(Beginning of READING TEXT)
Postintubation TS was first recognized by MacEwen in 1880[5] but it remains an important cause of acquired tracheal obstruction. Tracheal or subglottic stenosis is seen in 10%–22% of the patients on prolonged intubation.[1],[2],[3] Incidence in the general population is roughly 4.9cases per million per year.[6]

Laryngotracheal stenosis is typically a late complication of endotracheal intubation which takes weeks to months to develop. The risk of developing stenosis is increased in those who are intubated for>7days and is rare if the intubation is for short periods(<3days).[7],[8] However, tracheal damage and subsequent stenosis can occur in any patient after the intubation of any duration even as short as 24h.[9]

Ischemia and subsequent fibrosis of the tracheal mucosa at the site of ETT cuff are thought to be the mechanism of stenosis. ETT cuff pressure plays a crucial role in the development of stenosis. The mean capillary pressure of tracheal mucosa approximately ranges between 20 and 30 mmHg.[10] If the cuff pressure exceeds 30 mmHg, the underlying mucosa will suffer regional blood loss leading to ischemic ulceration and destruction of cartilage. The subsequent reparative process in the form of granulation tissue formation and scarring results in lumen stricture and stenosis. Introduction of ETTs with large area of contact, i.e., high volume and low-pressure cuffs have largely cut down the incidence of cuff injury and subsequent stenosis.[3],[11],[12]

It is mandatory to monitor ETT cuff pressure in patients who are intubated at least on a daily basis. Other factors that can influence the cuff pressure, including tracheal size, ETT size, ventilatory pressures, and patient position.[13] However, as a general guideline, the cuff pressure should be maintained between 20 and 30cm H2O.[10]

Hypovolemia and circulatory collapse can be another substantial risk factor for TS as it can worsen the local ischemia of tracheal mucosa in contact with ETT cuff. Other important factors that have a predominant role in the development of TS are traumatic intubation, history of previous intubation or previous tracheostomy, size of the tube relative to the tracheal lumen, and the use of high-dose steroids. Ahistory of smoking, obesity, extremes of age, female and estrogen effect, severe gastroesophageal reflux disease, and radiation therapy for oropharyngeal and laryngeal cancer are also known risk factors for the development of TS.[14],[15],[16]

The incidence of TS can be reduced by preventing trauma during intubation. This can be achieved by the use of adequate sedation or muscle relaxant during intubation and avoidance of using large size ETT tube(>8mm in men and>7mm in women). Measures like maintaining good oral hygiene in intubated patients using oral antiseptics such as oral chlorhexidine, regular oral and ET suctioning, and anti-reflux measures should be undertaken to prevent microaspiration. Achieving swift hemodynamic stabilization is of paramount importance in patients with hypovolemic shock.
(End of READING TEXT)
[LIST OF TASKS]:
**A)** Edit the tracheal stenosis text from "The incidence of TS" up to and including "with hypovolemic shock.", swapping "chlorhexidine" for "povidone-iodine".
**B)** Pick up the text on tracheal stenosis after intubation where it stops, and keep writing.
(Beginning of ENTRIES SUPPLIED)
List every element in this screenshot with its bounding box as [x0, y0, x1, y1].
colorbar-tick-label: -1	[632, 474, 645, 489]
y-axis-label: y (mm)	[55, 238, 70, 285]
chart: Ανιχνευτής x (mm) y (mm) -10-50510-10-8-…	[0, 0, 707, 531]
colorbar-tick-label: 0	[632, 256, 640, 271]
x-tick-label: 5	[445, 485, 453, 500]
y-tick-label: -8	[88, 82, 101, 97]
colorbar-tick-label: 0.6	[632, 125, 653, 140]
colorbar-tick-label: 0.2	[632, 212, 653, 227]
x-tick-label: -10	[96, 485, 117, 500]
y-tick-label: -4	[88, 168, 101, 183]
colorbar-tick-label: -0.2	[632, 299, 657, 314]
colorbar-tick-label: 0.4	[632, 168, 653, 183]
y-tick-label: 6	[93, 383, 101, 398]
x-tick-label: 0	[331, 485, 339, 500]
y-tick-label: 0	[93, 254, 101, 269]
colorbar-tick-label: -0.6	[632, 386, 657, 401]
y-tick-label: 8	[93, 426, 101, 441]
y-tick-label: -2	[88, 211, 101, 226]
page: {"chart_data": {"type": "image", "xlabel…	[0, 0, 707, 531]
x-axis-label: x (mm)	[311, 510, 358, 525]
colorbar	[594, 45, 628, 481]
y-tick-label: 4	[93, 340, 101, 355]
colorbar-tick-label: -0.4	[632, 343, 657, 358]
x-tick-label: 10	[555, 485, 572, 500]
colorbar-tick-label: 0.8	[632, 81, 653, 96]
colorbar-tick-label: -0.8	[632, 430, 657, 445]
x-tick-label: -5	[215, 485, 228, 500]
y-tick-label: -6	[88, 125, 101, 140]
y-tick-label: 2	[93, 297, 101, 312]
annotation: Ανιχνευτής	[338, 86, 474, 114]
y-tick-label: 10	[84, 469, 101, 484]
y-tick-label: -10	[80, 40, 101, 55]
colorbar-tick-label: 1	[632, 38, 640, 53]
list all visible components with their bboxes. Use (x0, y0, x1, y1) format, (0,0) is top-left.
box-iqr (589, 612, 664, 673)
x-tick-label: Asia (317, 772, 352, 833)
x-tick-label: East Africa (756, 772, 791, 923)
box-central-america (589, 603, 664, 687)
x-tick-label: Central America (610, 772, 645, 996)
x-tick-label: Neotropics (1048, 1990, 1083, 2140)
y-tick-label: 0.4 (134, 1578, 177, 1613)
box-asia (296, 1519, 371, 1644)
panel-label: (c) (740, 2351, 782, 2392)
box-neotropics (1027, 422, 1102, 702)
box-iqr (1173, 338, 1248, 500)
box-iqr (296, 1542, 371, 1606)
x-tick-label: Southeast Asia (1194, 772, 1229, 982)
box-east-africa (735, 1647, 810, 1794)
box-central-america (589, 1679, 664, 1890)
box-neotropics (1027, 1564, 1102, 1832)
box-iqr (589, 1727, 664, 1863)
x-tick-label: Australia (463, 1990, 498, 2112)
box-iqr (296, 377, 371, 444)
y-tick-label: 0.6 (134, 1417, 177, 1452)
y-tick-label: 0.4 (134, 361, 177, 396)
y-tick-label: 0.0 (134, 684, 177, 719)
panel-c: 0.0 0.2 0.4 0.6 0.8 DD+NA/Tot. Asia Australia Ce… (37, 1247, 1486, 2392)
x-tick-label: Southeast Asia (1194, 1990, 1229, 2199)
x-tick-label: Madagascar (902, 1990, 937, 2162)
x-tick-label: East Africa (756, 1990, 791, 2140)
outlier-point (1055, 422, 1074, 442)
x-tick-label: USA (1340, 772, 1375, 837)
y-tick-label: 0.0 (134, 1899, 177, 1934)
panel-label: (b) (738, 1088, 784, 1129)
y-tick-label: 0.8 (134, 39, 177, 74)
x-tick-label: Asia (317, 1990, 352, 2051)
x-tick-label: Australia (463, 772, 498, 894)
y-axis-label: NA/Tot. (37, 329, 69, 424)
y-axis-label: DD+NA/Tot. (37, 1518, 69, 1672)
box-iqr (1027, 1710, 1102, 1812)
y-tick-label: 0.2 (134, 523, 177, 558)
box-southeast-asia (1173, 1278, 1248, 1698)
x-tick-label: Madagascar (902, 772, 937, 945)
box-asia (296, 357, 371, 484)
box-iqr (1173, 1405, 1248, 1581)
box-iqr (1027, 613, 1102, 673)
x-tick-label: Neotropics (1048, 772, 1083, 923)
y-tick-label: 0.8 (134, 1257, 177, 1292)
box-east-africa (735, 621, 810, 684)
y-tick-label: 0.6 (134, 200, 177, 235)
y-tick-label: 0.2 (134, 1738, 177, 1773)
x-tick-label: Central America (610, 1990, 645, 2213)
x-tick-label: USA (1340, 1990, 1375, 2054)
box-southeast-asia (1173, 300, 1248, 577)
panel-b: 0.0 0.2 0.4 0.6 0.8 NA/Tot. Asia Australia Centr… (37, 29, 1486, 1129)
(End of ENTRIES SUPPLIED)
[TASK-BY-TASK OUTPUTS]:
**A)**
The incidence of TS can be reduced by preventing trauma during intubation. This can be achieved by the use of adequate sedation or muscle relaxant during intubation and avoidance of using large size ETT tube(>8mm in men and>7mm in women). Measures like maintaining good oral hygiene in intubated patients using oral antiseptics such as oral povidone-iodine, regular oral and ET suctioning, and anti-reflux measures should be undertaken to prevent microaspiration. Achieving swift hemodynamic stabilization is of paramount importance in patients with hypovolemic shock.

**B)**
Postintubation TS can have atypical clinical presentation and is often misdiagnosed as asthma or COPD at initial presentation in as many as 44% of patients.[17] These patients present with progressive exertional dyspnea, wheezing/stridor, and unproductive cough. The clinical manifestation of TS depends on the severity of the stenosis and manifest in the later part of the disease process. In most cases, significant anatomic obstruction precedes the development of symptoms. By the time dyspnea on exertion occurs, the airway diameter at the site of obstruction is likely to be reduced to about 8mm(corresponding to 80% reduction in the tracheal lumen). Dyspnea at rest and stridor often develop when the airway diameter is about 5mm(>90% reduction).[18] Hence, these patients may remain asymptomatic for 3–6weeks until trachea is reduced to at least more than half of its original diameter.[19],[20] Further, the probability of these patients consulting primary care physician at peripheral setup is high. It requires a detailed history taking and high index of suspicion from the primary physician to suspect TS. Although one is expected to easily distinguish stridor from wheezing which originates from the lower airways, sound recordings from the neck and chest have shown that the sounds from the asthmatic wheeze and stridor have similar frequencies.[18] This often leads to misdiagnosis of these patients as asthma/COPD. Hence, awareness of postintubation TS among all primary care providers is essential for the early diagnosis.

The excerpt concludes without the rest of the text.